PROBLEM DETAILS: Select every line holding the word "Investment" and copy it.

DATASET:

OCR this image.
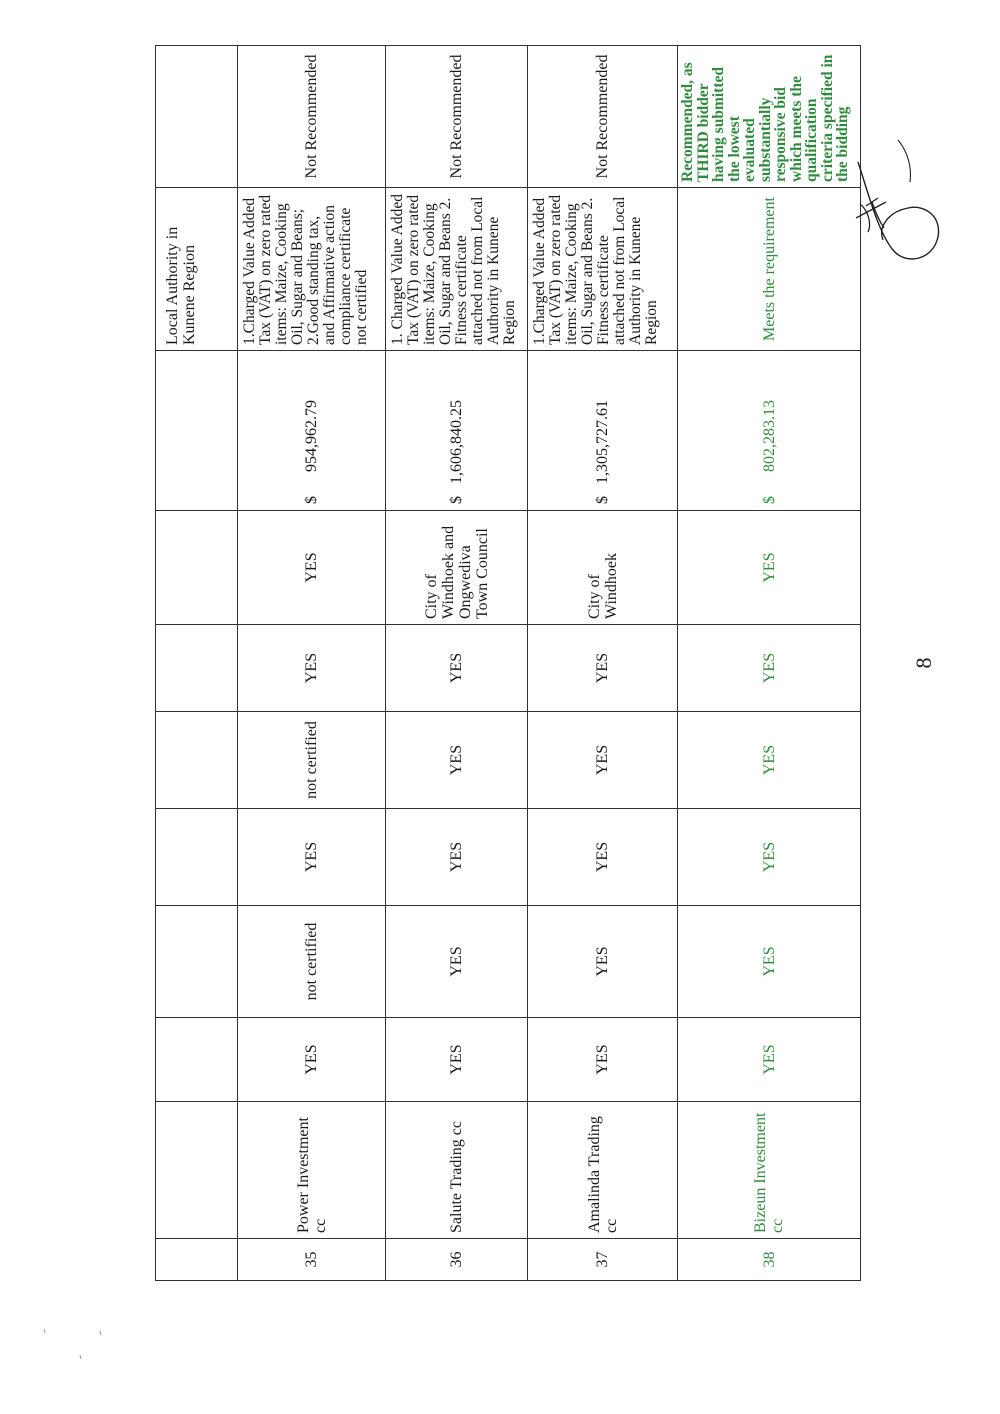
									Local Authority in Kunene Region	
35	Power Investment cc	YES	not certified	YES	not certified	YES	YES	$      954,962.79	1.Charged Value Added Tax (VAT) on zero rated items: Maize, Cooking Oil, Sugar and Beans; 2.Good standing tax, and Affirmative action compliance certificate not certified	Not Recommended
36	Salute Trading cc	YES	YES	YES	YES	YES	City of Windhoek and Ongwediva Town Council	$   1,606,840.25	1. Charged Value Added Tax (VAT) on zero rated items: Maize, Cooking Oil, Sugar and Beans 2. Fitness certificate attached not from Local Authority in Kunene Region	Not Recommended
37	Amalinda Trading cc	YES	YES	YES	YES	YES	City of Windhoek	$   1,305,727.61	1.Charged Value Added Tax (VAT) on zero rated items: Maize, Cooking Oil, Sugar and Beans 2. Fitness certificate attached not from Local Authority in Kunene Region	Not Recommended
38	Bizeun Investment cc	YES	YES	YES	YES	YES	YES	$      802,283.13	Meets the requirement	Recommended, as THIRD bidder having submitted the lowest evaluated substantially responsive bid which meets the qualification criteria specified in the bidding
8
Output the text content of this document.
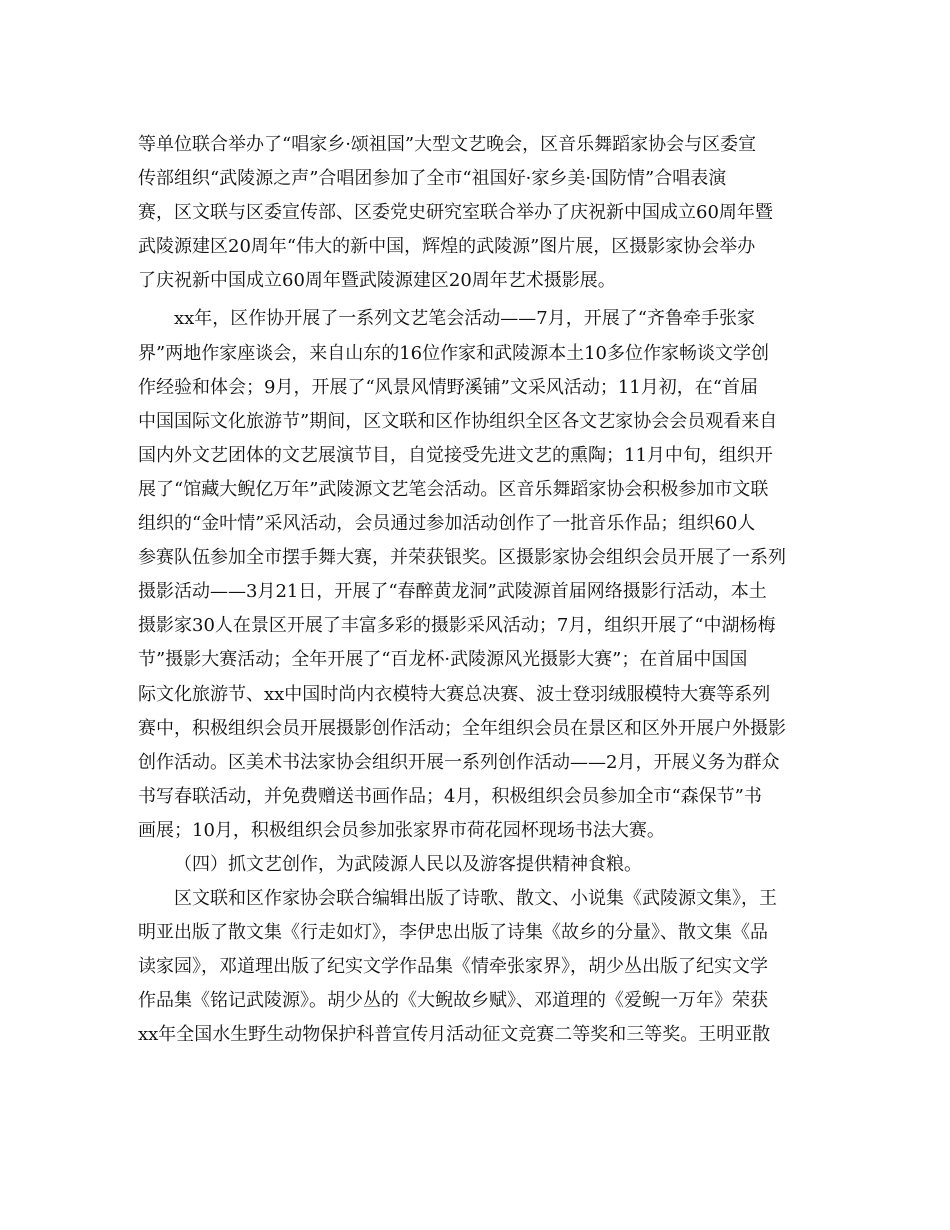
等单位联合举办了“唱家乡·颂祖国”大型文艺晚会，区音乐舞蹈家协会与区委宣
传部组织“武陵源之声”合唱团参加了全市“祖国好·家乡美·国防情”合唱表演
赛，区文联与区委宣传部、区委党史研究室联合举办了庆祝新中国成立60周年暨
武陵源建区20周年“伟大的新中国，辉煌的武陵源”图片展，区摄影家协会举办
了庆祝新中国成立60周年暨武陵源建区20周年艺术摄影展。
xx年，区作协开展了一系列文艺笔会活动——7月，开展了“齐鲁牵手张家
界”两地作家座谈会，来自山东的16位作家和武陵源本土10多位作家畅谈文学创
作经验和体会；9月，开展了“风景风情野溪铺”文采风活动；11月初，在“首届
中国国际文化旅游节”期间，区文联和区作协组织全区各文艺家协会会员观看来自
国内外文艺团体的文艺展演节目，自觉接受先进文艺的熏陶；11月中旬，组织开
展了“馆藏大鲵亿万年”武陵源文艺笔会活动。区音乐舞蹈家协会积极参加市文联
组织的“金叶情”采风活动，会员通过参加活动创作了一批音乐作品；组织60人
参赛队伍参加全市摆手舞大赛，并荣获银奖。区摄影家协会组织会员开展了一系列
摄影活动——3月21日，开展了“春醉黄龙洞”武陵源首届网络摄影行活动，本土
摄影家30人在景区开展了丰富多彩的摄影采风活动；7月，组织开展了“中湖杨梅
节”摄影大赛活动；全年开展了“百龙杯·武陵源风光摄影大赛”；在首届中国国
际文化旅游节、xx中国时尚内衣模特大赛总决赛、波士登羽绒服模特大赛等系列
赛中，积极组织会员开展摄影创作活动；全年组织会员在景区和区外开展户外摄影
创作活动。区美术书法家协会组织开展一系列创作活动——2月，开展义务为群众
书写春联活动，并免费赠送书画作品；4月，积极组织会员参加全市“森保节”书
画展；10月，积极组织会员参加张家界市荷花园杯现场书法大赛。
（四）抓文艺创作，为武陵源人民以及游客提供精神食粮。
区文联和区作家协会联合编辑出版了诗歌、散文、小说集《武陵源文集》，王
明亚出版了散文集《行走如灯》，李伊忠出版了诗集《故乡的分量》、散文集《品
读家园》，邓道理出版了纪实文学作品集《情牵张家界》，胡少丛出版了纪实文学
作品集《铭记武陵源》。胡少丛的《大鲵故乡赋》、邓道理的《爱鲵一万年》荣获
xx年全国水生野生动物保护科普宣传月活动征文竞赛二等奖和三等奖。王明亚散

SOLUTION BELOW:
35	Power Investment cc	YES	not certified	YES	not certified	YES	YES	$      954,962.79	1.Charged Value Added Tax (VAT) on zero rated items: Maize, Cooking Oil, Sugar and Beans; 2.Good standing tax, and Affirmative action compliance certificate not certified	Not Recommended
38	Bizeun Investment cc	YES	YES	YES	YES	YES	YES	$      802,283.13	Meets the requirement	Recommended, as THIRD bidder having submitted the lowest evaluated substantially responsive bid which meets the qualification criteria specified in the bidding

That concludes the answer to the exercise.